SHORT TASK — Where the data below has the string "Николай", return the whole line.
====== TASK INPUT
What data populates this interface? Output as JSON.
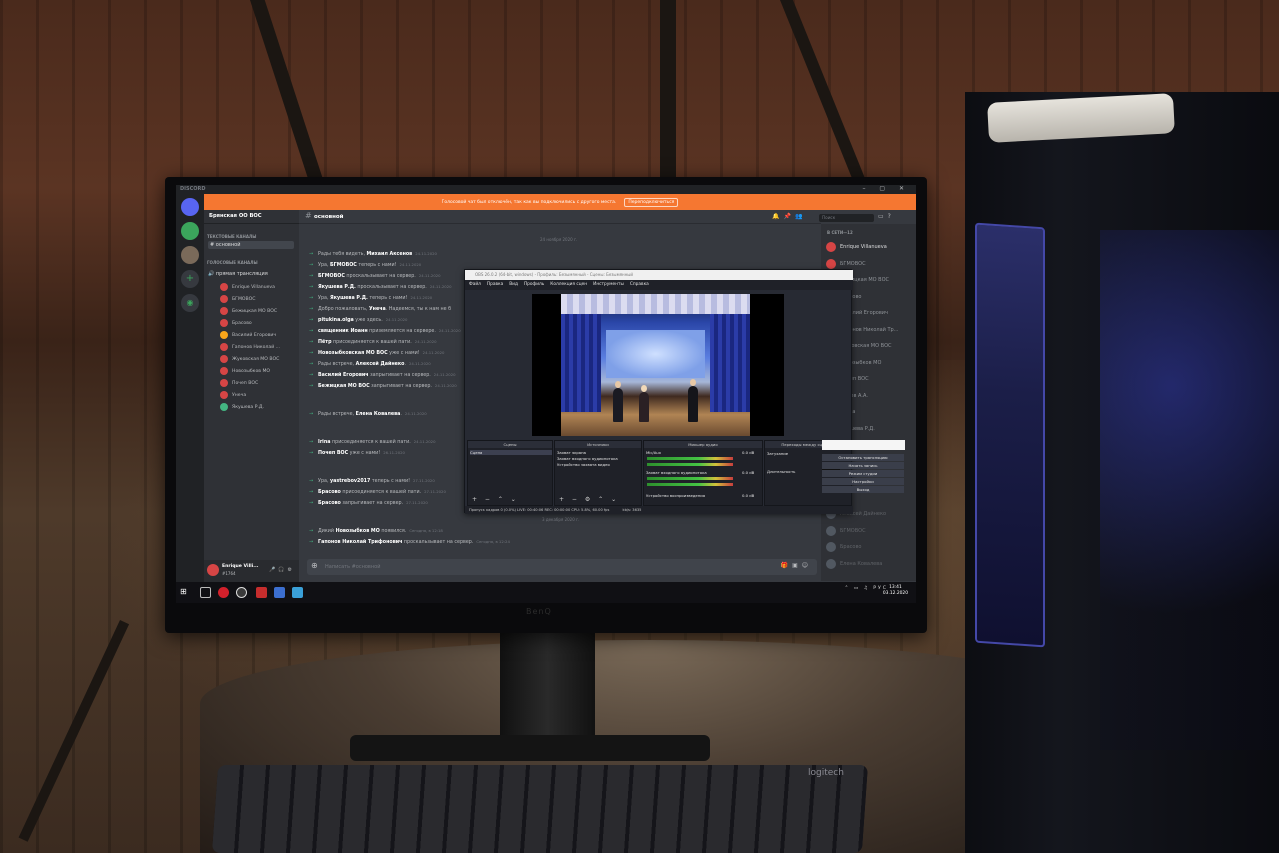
{
  "discord": {
    "brand": "DISCORD",
    "banner_text": "Голосовой чат был отключён, так как вы подключились с другого места.",
    "banner_button": "Переподключиться",
    "server_name": "Брянская ОО ВОС",
    "text_category": "ТЕКСТОВЫЕ КАНАЛЫ",
    "text_channel": "основной",
    "voice_category": "ГОЛОСОВЫЕ КАНАЛЫ",
    "voice_channel": "прямая трансляция",
    "voice_users": [
      "Enrique Villanueva",
      "БГМОВОС",
      "Бежицкая МО ВОС",
      "Брасово",
      "Василий Егорович",
      "Гапонов Николай ...",
      "Жуковская МО ВОС",
      "Новозыбков МО",
      "Почеп ВОС",
      "Унеча",
      "Якушева Р.Д."
    ],
    "user_name": "Enrique Villi...",
    "user_tag": "#1764",
    "channel_title": "основной",
    "search_placeholder": "Поиск",
    "date_divider_1": "24 ноября 2020 г.",
    "date_divider_2": "3 декабря 2020 г.",
    "messages": [
      {
        "pre": "Рады тебя видеть, ",
        "name": "Михаил Аксенов",
        "post": "",
        "ts": "24.11.2020"
      },
      {
        "pre": "Ура, ",
        "name": "БГМОВОС",
        "post": " теперь с нами!",
        "ts": "24.11.2020"
      },
      {
        "pre": "",
        "name": "БГМОВОС",
        "post": " проскальзывает на сервер.",
        "ts": "24.11.2020"
      },
      {
        "pre": "",
        "name": "Якушева Р.Д.",
        "post": " проскальзывает на сервер.",
        "ts": "24.11.2020"
      },
      {
        "pre": "Ура, ",
        "name": "Якушева Р.Д.",
        "post": " теперь с нами!",
        "ts": "24.11.2020"
      },
      {
        "pre": "Добро пожаловать, ",
        "name": "Унеча",
        "post": ". Надеемся, ты к нам не б",
        "ts": ""
      },
      {
        "pre": "",
        "name": "pitukina.olga",
        "post": " уже здесь.",
        "ts": "24.11.2020"
      },
      {
        "pre": "",
        "name": "священник Иоанн",
        "post": " приземляется на сервере.",
        "ts": "24.11.2020"
      },
      {
        "pre": "",
        "name": "Пётр",
        "post": " присоединяется к вашей пати.",
        "ts": "24.11.2020"
      },
      {
        "pre": "",
        "name": "Новозыбковская МО ВОС",
        "post": " уже с нами!",
        "ts": "24.11.2020"
      },
      {
        "pre": "Рады встрече, ",
        "name": "Алексей Дайнеко",
        "post": ".",
        "ts": "24.11.2020"
      },
      {
        "pre": "",
        "name": "Василий Егорович",
        "post": " запрыгивает на сервер.",
        "ts": "24.11.2020"
      },
      {
        "pre": "",
        "name": "Бежицкая МО ВОС",
        "post": " запрыгивает на сервер.",
        "ts": "24.11.2020"
      },
      {
        "pre": "Рады встрече, ",
        "name": "Елена Ковалева",
        "post": ".",
        "ts": "24.11.2020"
      },
      {
        "pre": "",
        "name": "Irina",
        "post": " присоединяется к вашей пати.",
        "ts": "24.11.2020"
      },
      {
        "pre": "",
        "name": "Почеп ВОС",
        "post": " уже с нами!",
        "ts": "26.11.2020"
      },
      {
        "pre": "Ура, ",
        "name": "yastrebov2017",
        "post": " теперь с нами!",
        "ts": "27.11.2020"
      },
      {
        "pre": "",
        "name": "Брасово",
        "post": " присоединяется к вашей пати.",
        "ts": "27.11.2020"
      },
      {
        "pre": "",
        "name": "Брасово",
        "post": " запрыгивает на сервер.",
        "ts": "27.11.2020"
      },
      {
        "pre": "Дикий ",
        "name": "Новозыбков МО",
        "post": " появился.",
        "ts": "Сегодня, в 12:18"
      },
      {
        "pre": "",
        "name": "Гапонов Николай Трифонович",
        "post": " проскальзывает на сервер.",
        "ts": "Сегодня, в 12:24"
      }
    ],
    "input_placeholder": "Написать #основной",
    "members_header": "В СЕТИ—12",
    "members": [
      "Enrique Villanueva",
      "БГМОВОС",
      "Бежицкая МО ВОС",
      "Брасово",
      "Василий Егорович",
      "Гапонов Николай Тр...",
      "Жуковская МО ВОС",
      "Новозыбков МО",
      "Почеп ВОС",
      "Сычев А.А.",
      "Унеча",
      "Якушева Р.Д."
    ],
    "offline_members": [
      "Алексей Дайнеко",
      "БГМОВОС",
      "Брасово",
      "Елена Ковалева"
    ]
  },
  "obs": {
    "title": "OBS 26.0.2 (64-bit, windows) - Профиль: Безымянный - Сцены: Безымянный",
    "menu": [
      "Файл",
      "Правка",
      "Вид",
      "Профиль",
      "Коллекция сцен",
      "Инструменты",
      "Справка"
    ],
    "docks": {
      "scenes": "Сцены",
      "sources": "Источники",
      "mixer": "Микшер аудио",
      "transitions": "Переходы между сценами"
    },
    "scene_item": "Сцена",
    "sources": [
      "Захват экрана",
      "Захват входного аудиопотока",
      "Устройство захвата видео"
    ],
    "mixer_tracks": [
      {
        "name": "Мic/Aux",
        "db": "0.0 dB"
      },
      {
        "name": "Захват входного аудиопотока",
        "db": "0.0 dB"
      },
      {
        "name": "Устройство воспроизведения",
        "db": "0.0 dB"
      }
    ],
    "transition_type": "Затухание",
    "duration_label": "Длительность",
    "duration_value": "300 ms",
    "controls": [
      "Остановить трансляцию",
      "Начать запись",
      "Режим студии",
      "Настройки",
      "Выход"
    ],
    "status": "Пропуск кадров 0 (0.0%)   LIVE: 00:40:06   REC: 00:00:00   CPU: 5.8%, 60.00 fps",
    "bitrate": "kb/s: 3635"
  },
  "taskbar": {
    "tray": "РУС",
    "time": "13:41",
    "date": "03.12.2020"
  },
  "hardware": {
    "keyboard_brand": "logitech"
  }
}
============
RIGHT ANSWER —
      "Гапонов Николай ...",
        "name": "Гапонов Николай Трифонович",
      "Гапонов Николай Тр...",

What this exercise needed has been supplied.